What to do:
[A] Name every photographer Tim Nunn mentions in his answer about where he draws inspiration for his surf photography in the Tim Nunn interview.
[B] Which magazine did Sharpy become editor of, according to the Tim Nunn interview?
[C] Write the next part of the Tim Nunn interview, following on from its final sentence.

Page excerpt:
^^^^^^^^
Updated: May 23
For years Tim Nunn's talents behind the lens and his thirst for adventure, have seen his awe inspiring images grace surfing publications around the world. Now more than ever Tim's photography is prevalent and has a different set of wheels turning with The Plastic Project. We caught up with Tim to find out how it all started and what drives his creative process.
Perfectly frozen and not just in time. Photo by Tim Nunn
How did you get into photography?
I'd been travelling the world with Sharpy (Roger Sharp) for about three years or so, he was a photographer right from the very start, but I was mostly filming. Then I was about to give up and go and do something else, then Sharpy became editor of Surf Europe and I ended up sharing an office with the Surfers Path Magazine, and shared a house with Alex the editor. At the time there weren't enough surf photographers in the UK believe it or not, and rather than go and become a Geography teacher I bought a cheap water rig and started shooting with these two local brothers Joss and Reubyn Ash, and it all went from there.
Where do you draw inspiration for your surf photography?
I've been lucky to travel and work with some incredible guys, Sharpy right from the start has been a massive help and inspiration, technically he's on another level. I got to see every submission that came through The Surfers Path lightbox for three years as well, which was massive. So other photographers are a huge influence, friends like Brian Nevins, Ben Selway and then guys like Ted Grambeau and Jon Frank have always been guys I look up to. Then beyond that the world, the environment and people who take their own path.
It's all about composure and that goes for the photographer too with this solid chunk of Atlantic Ocean bering down on you. Photo Tim Nunn / Surfer Conor Maguire
Away from the ocean what other photographers or images have helped inspire your own photography?
I love war photography, there is a brutal realism that these guys are capturing, and the shots are just right in the moment. That is how I want to shoot, I don't like seeing set up acting shots in editorial, ads are one thing, but we should be portraying how things really are as close as possible.
^^^^^^^^
Recorded information:
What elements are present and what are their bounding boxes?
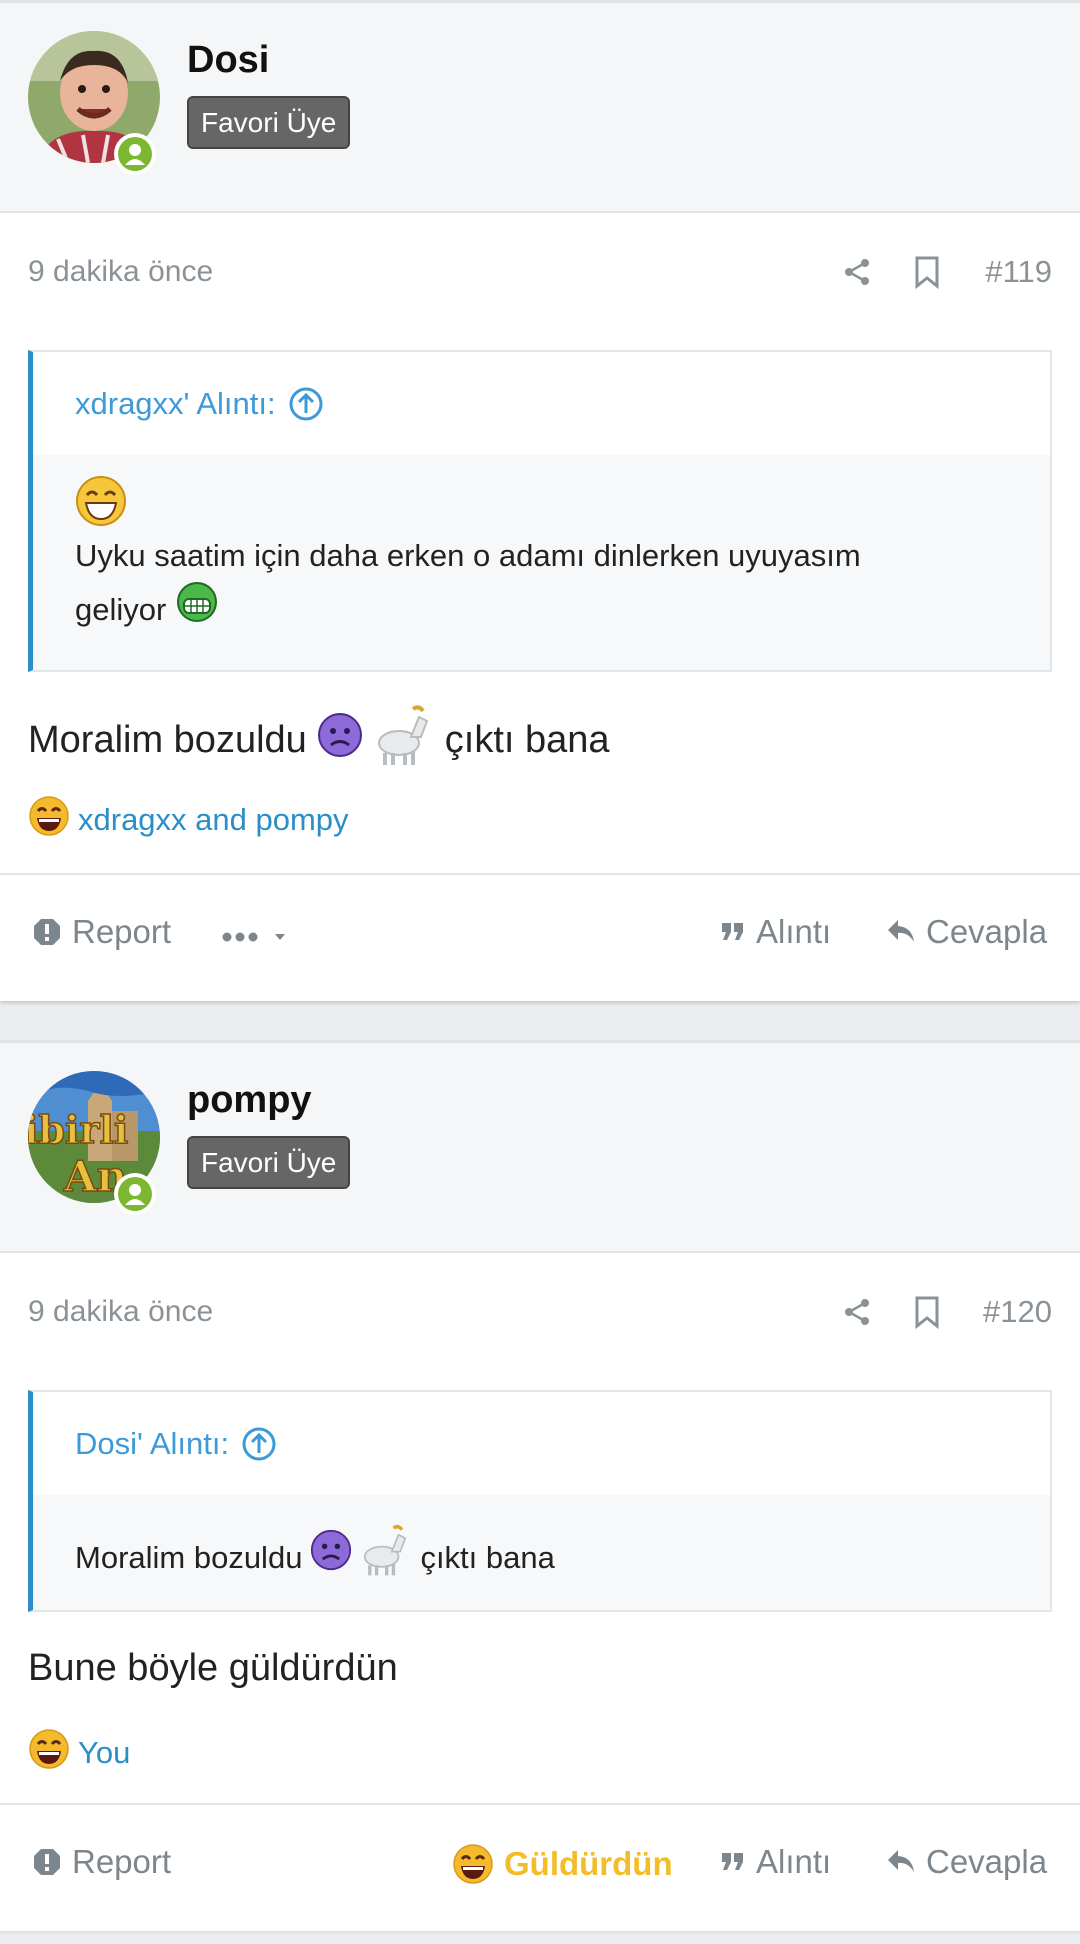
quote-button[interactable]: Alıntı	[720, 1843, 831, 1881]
^^^^^^^^
Results for each task:
[A] Sharpy (Roger Sharp), Brian Nevins, Ben Selway, Ted Grambeau and Jon Frank.

[B] Surf Europe.

[C]
You're well known for getting amazing water shots of empty barrelling waves or with surfers riding them. Some of the angles you capture must be quite dangerous. Describe the dangers and the worst experience you have had shooting these types of waves?
Boring as it may sound it's all about preparation. You simply figure out how to get in and out of the water, where you want to sit depending on the sort of shot you want to get, and then plan for it. You get to know rips, the way the waves break, escape routes, especially on reefs. You know where gullies are in the reef to swim under etc. The toughest places are always beach breaks, especially big ones, where it's rippy and shifty, but you get comfortable in even the heaviest of situations. Then it's just about fitness, you have to be able to take a beating now and again, and you got to love it as well, and it is damn good fun. As for the worst beating, I was out at pipe and a bigger set came through and as I was getting ready to dive a bodysurfer dived in front of me, kicked me in the face and it winded me and I got the whole set not he head, was a right laugh.
You've got to pay to play. Tim puts himself in harms way to capture this birds eye view of surfer Alan Stokes in Scotland. Photo Tim Nunn
Where do you see photography and the equipment used progressing to over the next few years?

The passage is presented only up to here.